EXCERPTED RECORDS:
↓↓↓
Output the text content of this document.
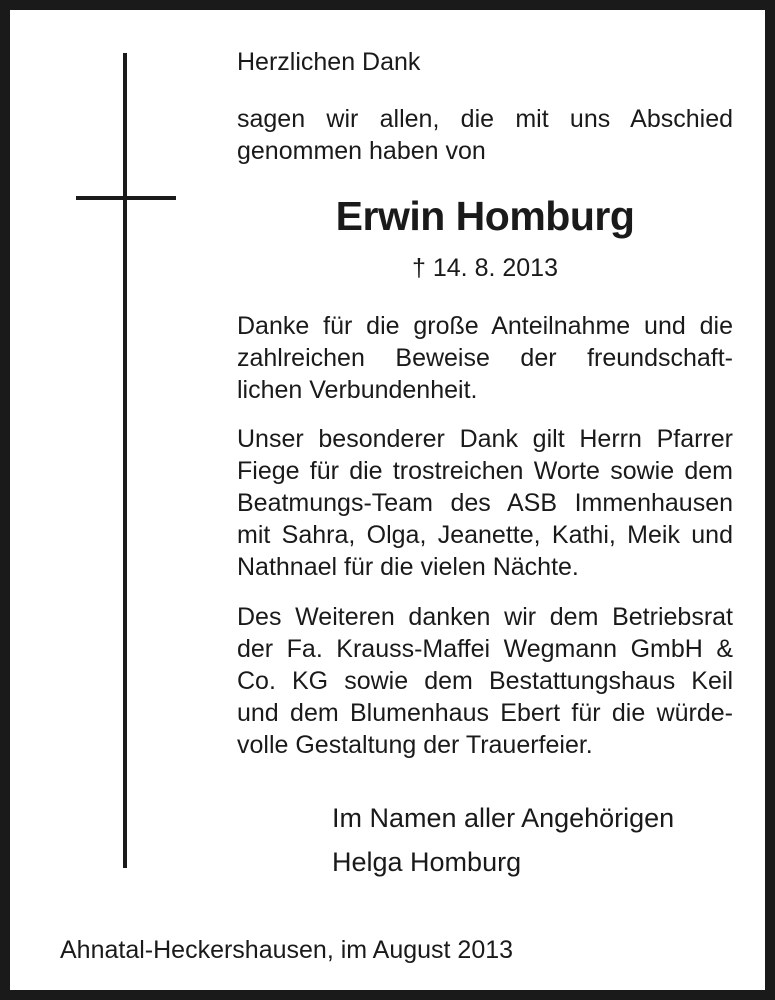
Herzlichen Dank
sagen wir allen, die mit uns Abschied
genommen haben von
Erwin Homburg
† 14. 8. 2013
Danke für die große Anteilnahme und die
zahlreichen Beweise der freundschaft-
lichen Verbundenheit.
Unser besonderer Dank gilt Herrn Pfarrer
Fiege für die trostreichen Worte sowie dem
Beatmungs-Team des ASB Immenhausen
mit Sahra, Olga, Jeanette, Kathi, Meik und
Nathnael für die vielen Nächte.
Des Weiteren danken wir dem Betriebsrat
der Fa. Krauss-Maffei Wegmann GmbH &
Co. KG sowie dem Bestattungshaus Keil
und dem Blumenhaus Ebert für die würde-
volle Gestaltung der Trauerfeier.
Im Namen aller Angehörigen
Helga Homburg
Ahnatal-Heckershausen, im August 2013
↑↑↑
TASK DETAILS: For each line above that holds the string "sowie", provide a copy of that line.

TASK OUTPUT:
Fiege für die trostreichen Worte sowie dem
Co. KG sowie dem Bestattungshaus Keil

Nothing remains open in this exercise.